Copy the records below exactly, leaving out any pictures.
___ Data listing
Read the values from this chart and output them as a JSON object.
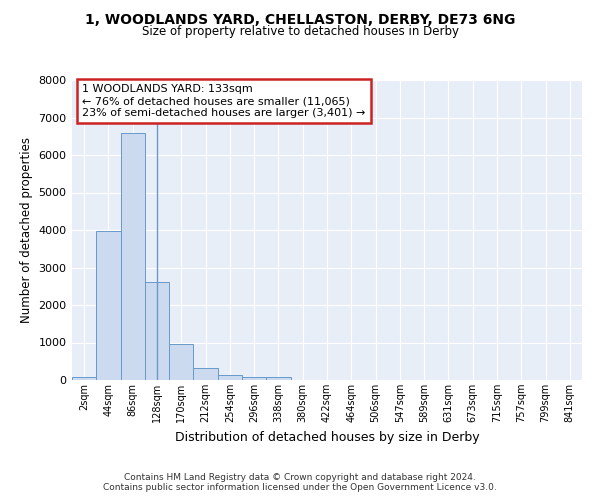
{
  "title_line1": "1, WOODLANDS YARD, CHELLASTON, DERBY, DE73 6NG",
  "title_line2": "Size of property relative to detached houses in Derby",
  "xlabel": "Distribution of detached houses by size in Derby",
  "ylabel": "Number of detached properties",
  "bar_labels": [
    "2sqm",
    "44sqm",
    "86sqm",
    "128sqm",
    "170sqm",
    "212sqm",
    "254sqm",
    "296sqm",
    "338sqm",
    "380sqm",
    "422sqm",
    "464sqm",
    "506sqm",
    "547sqm",
    "589sqm",
    "631sqm",
    "673sqm",
    "715sqm",
    "757sqm",
    "799sqm",
    "841sqm"
  ],
  "bar_values": [
    70,
    3980,
    6600,
    2620,
    950,
    310,
    130,
    90,
    70,
    0,
    0,
    0,
    0,
    0,
    0,
    0,
    0,
    0,
    0,
    0,
    0
  ],
  "bar_color": "#ccdaf0",
  "bar_edge_color": "#6699cc",
  "annotation_text": "1 WOODLANDS YARD: 133sqm\n← 76% of detached houses are smaller (11,065)\n23% of semi-detached houses are larger (3,401) →",
  "annotation_box_facecolor": "#ffffff",
  "annotation_box_edgecolor": "#cc2222",
  "ylim": [
    0,
    8000
  ],
  "yticks": [
    0,
    1000,
    2000,
    3000,
    4000,
    5000,
    6000,
    7000,
    8000
  ],
  "footer_text": "Contains HM Land Registry data © Crown copyright and database right 2024.\nContains public sector information licensed under the Open Government Licence v3.0.",
  "bg_color": "#ffffff",
  "plot_bg_color": "#e8eef8",
  "grid_color": "#ffffff",
  "vline_bar_index": 3,
  "vline_color": "#6699cc"
}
______
# Problem solution:
Read the values from this chart and output them as a JSON object.
{
  "title_line1": "1, WOODLANDS YARD, CHELLASTON, DERBY, DE73 6NG",
  "title_line2": "Size of property relative to detached houses in Derby",
  "xlabel": "Distribution of detached houses by size in Derby",
  "ylabel": "Number of detached properties",
  "bar_labels": [
    "2sqm",
    "44sqm",
    "86sqm",
    "128sqm",
    "170sqm",
    "212sqm",
    "254sqm",
    "296sqm",
    "338sqm",
    "380sqm",
    "422sqm",
    "464sqm",
    "506sqm",
    "547sqm",
    "589sqm",
    "631sqm",
    "673sqm",
    "715sqm",
    "757sqm",
    "799sqm",
    "841sqm"
  ],
  "bar_values": [
    70,
    3980,
    6600,
    2620,
    950,
    310,
    130,
    90,
    70,
    0,
    0,
    0,
    0,
    0,
    0,
    0,
    0,
    0,
    0,
    0,
    0
  ],
  "bar_color": "#ccdaf0",
  "bar_edge_color": "#6699cc",
  "annotation_text": "1 WOODLANDS YARD: 133sqm\n← 76% of detached houses are smaller (11,065)\n23% of semi-detached houses are larger (3,401) →",
  "annotation_box_facecolor": "#ffffff",
  "annotation_box_edgecolor": "#cc2222",
  "ylim": [
    0,
    8000
  ],
  "yticks": [
    0,
    1000,
    2000,
    3000,
    4000,
    5000,
    6000,
    7000,
    8000
  ],
  "footer_text": "Contains HM Land Registry data © Crown copyright and database right 2024.\nContains public sector information licensed under the Open Government Licence v3.0.",
  "bg_color": "#ffffff",
  "plot_bg_color": "#e8eef8",
  "grid_color": "#ffffff",
  "vline_bar_index": 3,
  "vline_color": "#6699cc"
}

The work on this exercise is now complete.